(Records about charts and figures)
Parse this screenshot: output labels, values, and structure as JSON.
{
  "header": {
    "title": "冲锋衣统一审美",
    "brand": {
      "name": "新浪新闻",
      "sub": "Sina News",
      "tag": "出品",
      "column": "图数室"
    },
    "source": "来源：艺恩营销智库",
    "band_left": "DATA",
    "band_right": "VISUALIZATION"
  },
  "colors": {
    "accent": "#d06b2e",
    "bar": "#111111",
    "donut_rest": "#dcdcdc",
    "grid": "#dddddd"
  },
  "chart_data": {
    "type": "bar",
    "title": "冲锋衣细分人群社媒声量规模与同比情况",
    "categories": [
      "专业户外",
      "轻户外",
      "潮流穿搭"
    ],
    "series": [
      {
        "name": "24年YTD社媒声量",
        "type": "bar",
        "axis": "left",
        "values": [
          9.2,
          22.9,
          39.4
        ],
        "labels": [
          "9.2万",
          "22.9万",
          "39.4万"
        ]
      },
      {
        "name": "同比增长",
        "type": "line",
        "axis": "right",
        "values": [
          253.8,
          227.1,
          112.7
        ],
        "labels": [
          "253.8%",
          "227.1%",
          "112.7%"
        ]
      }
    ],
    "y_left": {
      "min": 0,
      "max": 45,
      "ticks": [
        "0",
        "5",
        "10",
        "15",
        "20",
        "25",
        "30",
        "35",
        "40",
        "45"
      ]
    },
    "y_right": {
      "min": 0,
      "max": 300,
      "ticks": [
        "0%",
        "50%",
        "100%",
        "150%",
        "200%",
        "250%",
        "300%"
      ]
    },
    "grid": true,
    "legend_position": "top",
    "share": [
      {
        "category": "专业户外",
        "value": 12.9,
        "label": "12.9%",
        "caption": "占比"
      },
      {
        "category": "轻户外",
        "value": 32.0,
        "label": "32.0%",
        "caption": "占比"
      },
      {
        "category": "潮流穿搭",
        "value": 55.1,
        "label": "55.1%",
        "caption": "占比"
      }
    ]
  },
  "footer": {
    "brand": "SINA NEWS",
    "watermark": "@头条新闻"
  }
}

Problem to work on → Find every line above that contains the word "name", and return each one.

Problem solution →
      "name": "新浪新闻",
        "name": "24年YTD社媒声量",
        "name": "同比增长",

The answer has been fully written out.